- TASK DIRECTIONS
Quote the line containing "Enumerate this screenshot's" and all lines that follow it in the listing below, exactly as written.

▼

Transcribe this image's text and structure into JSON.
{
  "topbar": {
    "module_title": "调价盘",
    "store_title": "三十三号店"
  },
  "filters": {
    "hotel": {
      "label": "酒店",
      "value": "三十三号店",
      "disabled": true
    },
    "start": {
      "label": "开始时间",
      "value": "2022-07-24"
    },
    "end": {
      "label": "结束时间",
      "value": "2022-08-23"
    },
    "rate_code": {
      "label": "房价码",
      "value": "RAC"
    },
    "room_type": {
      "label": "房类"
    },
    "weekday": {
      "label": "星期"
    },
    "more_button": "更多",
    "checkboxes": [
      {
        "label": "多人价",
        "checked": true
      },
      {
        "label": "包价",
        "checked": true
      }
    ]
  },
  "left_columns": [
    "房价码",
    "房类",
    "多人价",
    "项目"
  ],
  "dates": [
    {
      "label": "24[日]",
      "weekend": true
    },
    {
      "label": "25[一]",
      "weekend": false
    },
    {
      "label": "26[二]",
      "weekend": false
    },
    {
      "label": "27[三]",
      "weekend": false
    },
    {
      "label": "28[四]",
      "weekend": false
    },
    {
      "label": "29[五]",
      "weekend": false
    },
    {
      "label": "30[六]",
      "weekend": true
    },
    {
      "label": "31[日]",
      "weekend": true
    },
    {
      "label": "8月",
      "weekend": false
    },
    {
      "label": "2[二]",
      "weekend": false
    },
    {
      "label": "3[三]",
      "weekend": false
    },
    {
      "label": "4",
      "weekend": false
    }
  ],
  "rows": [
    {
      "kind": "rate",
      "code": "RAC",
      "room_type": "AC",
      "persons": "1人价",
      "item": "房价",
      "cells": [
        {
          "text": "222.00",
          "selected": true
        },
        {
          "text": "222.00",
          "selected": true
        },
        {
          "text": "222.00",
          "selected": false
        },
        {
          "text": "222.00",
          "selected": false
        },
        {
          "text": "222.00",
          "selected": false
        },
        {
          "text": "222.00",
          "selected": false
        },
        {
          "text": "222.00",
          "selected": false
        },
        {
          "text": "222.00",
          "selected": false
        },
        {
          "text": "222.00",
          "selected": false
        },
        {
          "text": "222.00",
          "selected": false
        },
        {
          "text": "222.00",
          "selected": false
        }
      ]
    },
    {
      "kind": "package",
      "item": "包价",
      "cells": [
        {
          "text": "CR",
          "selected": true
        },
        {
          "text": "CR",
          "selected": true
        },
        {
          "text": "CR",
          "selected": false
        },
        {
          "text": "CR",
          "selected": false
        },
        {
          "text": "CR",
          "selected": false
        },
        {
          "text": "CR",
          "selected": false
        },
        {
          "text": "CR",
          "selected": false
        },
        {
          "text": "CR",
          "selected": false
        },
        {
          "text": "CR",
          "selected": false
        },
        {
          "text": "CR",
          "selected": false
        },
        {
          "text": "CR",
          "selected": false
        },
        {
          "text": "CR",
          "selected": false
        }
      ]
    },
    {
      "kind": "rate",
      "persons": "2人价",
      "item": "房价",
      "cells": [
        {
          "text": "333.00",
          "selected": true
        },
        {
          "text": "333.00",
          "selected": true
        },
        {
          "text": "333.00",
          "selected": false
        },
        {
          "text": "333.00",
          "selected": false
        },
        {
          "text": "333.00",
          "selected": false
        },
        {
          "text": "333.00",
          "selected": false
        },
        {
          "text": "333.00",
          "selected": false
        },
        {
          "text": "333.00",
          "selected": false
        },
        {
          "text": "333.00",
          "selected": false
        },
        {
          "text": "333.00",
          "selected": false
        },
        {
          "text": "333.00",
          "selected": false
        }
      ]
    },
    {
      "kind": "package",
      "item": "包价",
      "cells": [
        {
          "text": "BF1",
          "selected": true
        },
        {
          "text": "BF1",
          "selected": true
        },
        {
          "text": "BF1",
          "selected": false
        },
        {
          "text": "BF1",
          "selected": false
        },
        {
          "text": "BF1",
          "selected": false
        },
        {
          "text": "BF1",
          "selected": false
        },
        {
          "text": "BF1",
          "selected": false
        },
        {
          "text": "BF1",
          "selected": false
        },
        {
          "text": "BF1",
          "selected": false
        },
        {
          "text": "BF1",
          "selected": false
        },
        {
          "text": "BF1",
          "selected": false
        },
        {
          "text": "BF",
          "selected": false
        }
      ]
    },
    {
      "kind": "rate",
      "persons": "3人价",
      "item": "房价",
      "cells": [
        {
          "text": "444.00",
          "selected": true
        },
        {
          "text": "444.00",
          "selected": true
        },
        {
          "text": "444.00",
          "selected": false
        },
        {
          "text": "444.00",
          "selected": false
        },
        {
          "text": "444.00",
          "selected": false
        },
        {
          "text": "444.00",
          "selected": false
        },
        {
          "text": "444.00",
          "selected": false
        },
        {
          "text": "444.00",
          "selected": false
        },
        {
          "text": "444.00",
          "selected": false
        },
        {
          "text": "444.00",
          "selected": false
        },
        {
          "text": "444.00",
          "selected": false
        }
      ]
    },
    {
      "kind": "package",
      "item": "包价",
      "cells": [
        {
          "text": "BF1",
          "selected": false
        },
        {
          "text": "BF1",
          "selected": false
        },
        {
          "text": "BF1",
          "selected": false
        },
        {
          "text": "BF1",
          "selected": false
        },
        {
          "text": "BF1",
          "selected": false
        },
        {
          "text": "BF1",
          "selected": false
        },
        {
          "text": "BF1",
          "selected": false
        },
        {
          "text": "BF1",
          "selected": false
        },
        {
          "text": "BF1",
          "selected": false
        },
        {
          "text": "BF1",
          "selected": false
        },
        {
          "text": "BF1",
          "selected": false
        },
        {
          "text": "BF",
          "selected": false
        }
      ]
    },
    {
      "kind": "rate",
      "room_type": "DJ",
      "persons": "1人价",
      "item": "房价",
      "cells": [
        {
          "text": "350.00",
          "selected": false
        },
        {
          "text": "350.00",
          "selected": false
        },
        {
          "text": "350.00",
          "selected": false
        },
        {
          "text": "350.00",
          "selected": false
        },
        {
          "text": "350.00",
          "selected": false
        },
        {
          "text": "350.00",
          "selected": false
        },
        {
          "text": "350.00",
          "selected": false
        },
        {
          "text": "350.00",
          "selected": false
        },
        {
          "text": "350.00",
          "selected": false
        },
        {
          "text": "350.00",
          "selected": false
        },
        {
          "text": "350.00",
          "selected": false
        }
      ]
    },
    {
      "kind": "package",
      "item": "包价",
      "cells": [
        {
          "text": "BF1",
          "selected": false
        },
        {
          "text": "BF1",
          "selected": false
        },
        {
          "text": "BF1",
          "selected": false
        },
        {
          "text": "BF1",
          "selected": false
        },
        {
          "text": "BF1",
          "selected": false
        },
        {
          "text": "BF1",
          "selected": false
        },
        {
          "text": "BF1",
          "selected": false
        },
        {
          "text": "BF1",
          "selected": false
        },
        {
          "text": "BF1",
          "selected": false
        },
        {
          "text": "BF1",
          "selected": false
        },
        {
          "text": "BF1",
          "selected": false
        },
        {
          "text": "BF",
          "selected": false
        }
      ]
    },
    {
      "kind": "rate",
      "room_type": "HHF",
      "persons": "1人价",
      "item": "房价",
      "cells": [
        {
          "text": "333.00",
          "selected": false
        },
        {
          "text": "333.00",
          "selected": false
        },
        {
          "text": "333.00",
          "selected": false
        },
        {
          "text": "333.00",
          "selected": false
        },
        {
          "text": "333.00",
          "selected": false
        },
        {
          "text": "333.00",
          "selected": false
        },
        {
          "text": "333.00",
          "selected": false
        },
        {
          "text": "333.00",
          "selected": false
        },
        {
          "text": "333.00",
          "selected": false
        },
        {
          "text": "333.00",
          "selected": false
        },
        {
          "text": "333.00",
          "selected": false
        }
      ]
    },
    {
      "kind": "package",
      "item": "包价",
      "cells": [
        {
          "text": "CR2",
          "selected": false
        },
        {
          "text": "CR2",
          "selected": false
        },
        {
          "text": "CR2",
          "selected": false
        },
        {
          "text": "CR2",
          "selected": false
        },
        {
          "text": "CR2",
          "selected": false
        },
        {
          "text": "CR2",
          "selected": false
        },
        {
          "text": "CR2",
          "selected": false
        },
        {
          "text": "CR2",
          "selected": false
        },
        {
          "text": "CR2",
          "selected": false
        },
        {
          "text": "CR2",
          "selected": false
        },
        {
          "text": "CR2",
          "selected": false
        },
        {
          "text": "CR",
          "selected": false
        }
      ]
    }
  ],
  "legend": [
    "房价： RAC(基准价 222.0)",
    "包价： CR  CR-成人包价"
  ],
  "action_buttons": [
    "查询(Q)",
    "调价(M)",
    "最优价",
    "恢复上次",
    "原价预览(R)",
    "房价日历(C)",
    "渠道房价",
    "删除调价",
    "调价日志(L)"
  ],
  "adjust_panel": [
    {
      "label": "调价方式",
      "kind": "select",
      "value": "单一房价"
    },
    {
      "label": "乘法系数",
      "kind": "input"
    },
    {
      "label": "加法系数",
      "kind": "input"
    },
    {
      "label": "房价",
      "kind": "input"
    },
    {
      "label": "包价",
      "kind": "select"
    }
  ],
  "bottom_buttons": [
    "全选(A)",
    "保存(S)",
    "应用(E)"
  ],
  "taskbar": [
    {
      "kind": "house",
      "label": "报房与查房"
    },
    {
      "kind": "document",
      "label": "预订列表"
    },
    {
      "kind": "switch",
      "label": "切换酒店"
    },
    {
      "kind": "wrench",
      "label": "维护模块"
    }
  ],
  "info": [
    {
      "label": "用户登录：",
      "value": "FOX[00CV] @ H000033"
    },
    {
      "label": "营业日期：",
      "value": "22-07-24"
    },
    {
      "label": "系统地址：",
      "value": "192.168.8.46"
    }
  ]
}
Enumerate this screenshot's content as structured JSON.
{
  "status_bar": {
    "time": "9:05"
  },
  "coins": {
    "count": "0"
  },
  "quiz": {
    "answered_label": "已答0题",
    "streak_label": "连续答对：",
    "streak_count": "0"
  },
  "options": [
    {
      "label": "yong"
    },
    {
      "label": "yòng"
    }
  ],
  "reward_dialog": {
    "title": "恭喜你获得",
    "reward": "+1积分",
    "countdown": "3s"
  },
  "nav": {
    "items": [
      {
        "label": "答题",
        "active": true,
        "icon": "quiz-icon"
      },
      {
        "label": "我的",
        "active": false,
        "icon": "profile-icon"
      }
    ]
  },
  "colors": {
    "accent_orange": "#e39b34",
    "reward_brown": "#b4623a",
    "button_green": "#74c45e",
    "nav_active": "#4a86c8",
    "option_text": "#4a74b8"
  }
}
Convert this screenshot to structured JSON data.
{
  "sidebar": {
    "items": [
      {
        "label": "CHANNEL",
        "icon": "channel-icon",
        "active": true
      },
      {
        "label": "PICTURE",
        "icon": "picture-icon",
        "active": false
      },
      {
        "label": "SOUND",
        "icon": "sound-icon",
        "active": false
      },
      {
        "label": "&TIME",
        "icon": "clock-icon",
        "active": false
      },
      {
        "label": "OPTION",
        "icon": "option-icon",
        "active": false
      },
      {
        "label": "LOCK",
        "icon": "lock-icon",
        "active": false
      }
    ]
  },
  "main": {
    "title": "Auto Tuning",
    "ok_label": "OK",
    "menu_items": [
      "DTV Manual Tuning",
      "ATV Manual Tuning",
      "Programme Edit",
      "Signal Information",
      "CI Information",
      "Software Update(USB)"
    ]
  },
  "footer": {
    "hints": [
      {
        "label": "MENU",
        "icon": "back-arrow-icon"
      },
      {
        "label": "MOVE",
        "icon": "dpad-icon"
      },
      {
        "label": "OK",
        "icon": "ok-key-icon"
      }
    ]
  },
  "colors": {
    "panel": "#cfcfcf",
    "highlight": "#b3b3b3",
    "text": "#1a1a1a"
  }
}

▲

- FINAL RESULT
Enumerate this screenshot's content as structured JSON.
{
  "status_bar": {
    "time": "9:05"
  },
  "coins": {
    "count": "0"
  },
  "quiz": {
    "answered_label": "已答0题",
    "streak_label": "连续答对：",
    "streak_count": "0"
  },
  "options": [
    {
      "label": "yong"
    },
    {
      "label": "yòng"
    }
  ],
  "reward_dialog": {
    "title": "恭喜你获得",
    "reward": "+1积分",
    "countdown": "3s"
  },
  "nav": {
    "items": [
      {
        "label": "答题",
        "active": true,
        "icon": "quiz-icon"
      },
      {
        "label": "我的",
        "active": false,
        "icon": "profile-icon"
      }
    ]
  },
  "colors": {
    "accent_orange": "#e39b34",
    "reward_brown": "#b4623a",
    "button_green": "#74c45e",
    "nav_active": "#4a86c8",
    "option_text": "#4a74b8"
  }
}
Convert this screenshot to structured JSON data.
{
  "sidebar": {
    "items": [
      {
        "label": "CHANNEL",
        "icon": "channel-icon",
        "active": true
      },
      {
        "label": "PICTURE",
        "icon": "picture-icon",
        "active": false
      },
      {
        "label": "SOUND",
        "icon": "sound-icon",
        "active": false
      },
      {
        "label": "&TIME",
        "icon": "clock-icon",
        "active": false
      },
      {
        "label": "OPTION",
        "icon": "option-icon",
        "active": false
      },
      {
        "label": "LOCK",
        "icon": "lock-icon",
        "active": false
      }
    ]
  },
  "main": {
    "title": "Auto Tuning",
    "ok_label": "OK",
    "menu_items": [
      "DTV Manual Tuning",
      "ATV Manual Tuning",
      "Programme Edit",
      "Signal Information",
      "CI Information",
      "Software Update(USB)"
    ]
  },
  "footer": {
    "hints": [
      {
        "label": "MENU",
        "icon": "back-arrow-icon"
      },
      {
        "label": "MOVE",
        "icon": "dpad-icon"
      },
      {
        "label": "OK",
        "icon": "ok-key-icon"
      }
    ]
  },
  "colors": {
    "panel": "#cfcfcf",
    "highlight": "#b3b3b3",
    "text": "#1a1a1a"
  }
}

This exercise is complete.